╔══

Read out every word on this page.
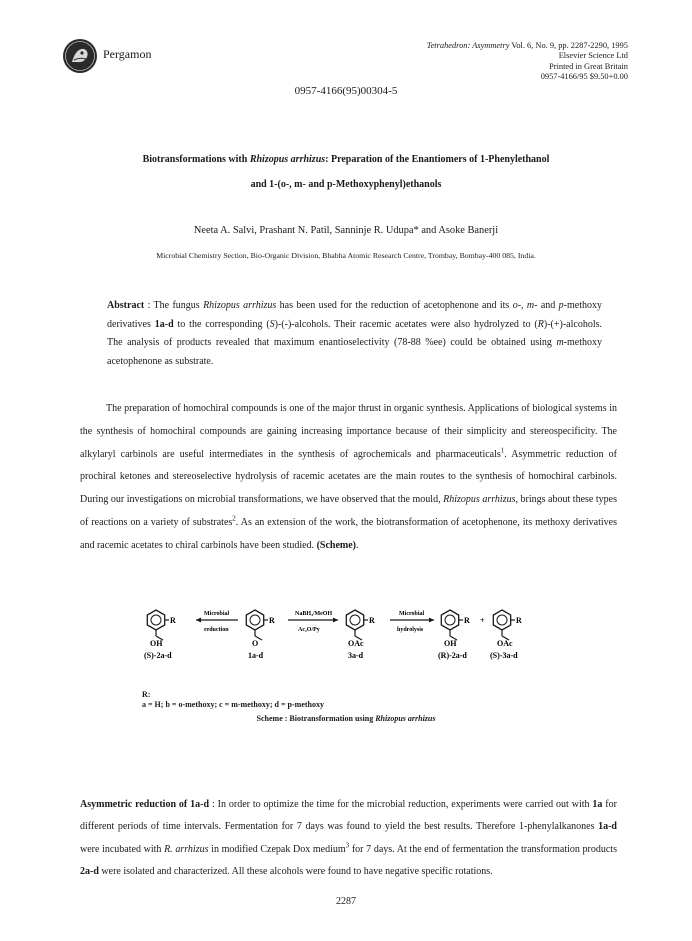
Pergamon
Tetrahedron: Asymmetry Vol. 6, No. 9, pp. 2287-2290, 1995
Elsevier Science Ltd
Printed in Great Britain
0957-4166/95 $9.50+0.00
0957-4166(95)00304-5
Biotransformations with Rhizopus arrhizus: Preparation of the Enantiomers of 1-Phenylethanol
and 1-(o-, m- and p-Methoxyphenyl)ethanols
Neeta A. Salvi, Prashant N. Patil, Sanninje R. Udupa* and Asoke Banerji
Microbial Chemistry Section, Bio-Organic Division, Bhabha Atomic Research Centre, Trombay, Bombay-400 085, India.
Abstract : The fungus Rhizopus arrhizus has been used for the reduction of acetophenone and its o-, m- and p-methoxy derivatives 1a-d to the corresponding (S)-(-)-alcohols. Their racemic acetates were also hydrolyzed to (R)-(+)-alcohols. The analysis of products revealed that maximum enantioselectivity (78-88 %ee) could be obtained using m-methoxy acetophenone as substrate.
The preparation of homochiral compounds is one of the major thrust in organic synthesis. Applications of biological systems in the synthesis of homochiral compounds are gaining increasing importance because of their simplicity and stereospecificity. The alkylaryl carbinols are useful intermediates in the synthesis of agrochemicals and pharmaceuticals$^1$. Asymmetric reduction of prochiral ketones and stereoselective hydrolysis of racemic acetates are the main routes to the synthesis of homochiral carbinols. During our investigations on microbial transformations, we have observed that the mould, Rhizopus arrhizus, brings about these types of reactions on a variety of substrates$^2$. As an extension of the work, the biotransformation of acetophenone, its methoxy derivatives and racemic acetates to chiral carbinols have been studied. (Scheme).
R
OH
(S)-2a-d
Microbial
reduction
R
O
1a-d
NaBH₄/MeOH
Ac₂O/Py
R
OAc
3a-d
Microbial
hydrolysis
R
OH
(R)-2a-d
+	R
OAc
(S)-3a-d
R:
a = H; b = o-methoxy; c = m-methoxy; d = p-methoxy
Scheme : Biotransformation using Rhizopus arrhizus
Asymmetric reduction of 1a-d : In order to optimize the time for the microbial reduction, experiments were carried out with 1a for different periods of time intervals. Fermentation for 7 days was found to yield the best results. Therefore 1-phenylalkanones 1a-d were incubated with R. arrhizus in modified Czepak Dox medium$^3$ for 7 days. At the end of fermentation the transformation products 2a-d were isolated and characterized. All these alcohols were found to have negative specific rotations.
2287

╚══

### Task to complete
Look through the material and copy each line that has "using".

### Answer to this task
Abstract : The fungus Rhizopus arrhizus has been used for the reduction of acetophenone and its o-, m- and p-methoxy derivatives 1a-d to the corresponding (S)-(-)-alcohols. Their racemic acetates were also hydrolyzed to (R)-(+)-alcohols. The analysis of products revealed that maximum enantioselectivity (78-88 %ee) could be obtained using m-methoxy acetophenone as substrate.
Scheme : Biotransformation using Rhizopus arrhizus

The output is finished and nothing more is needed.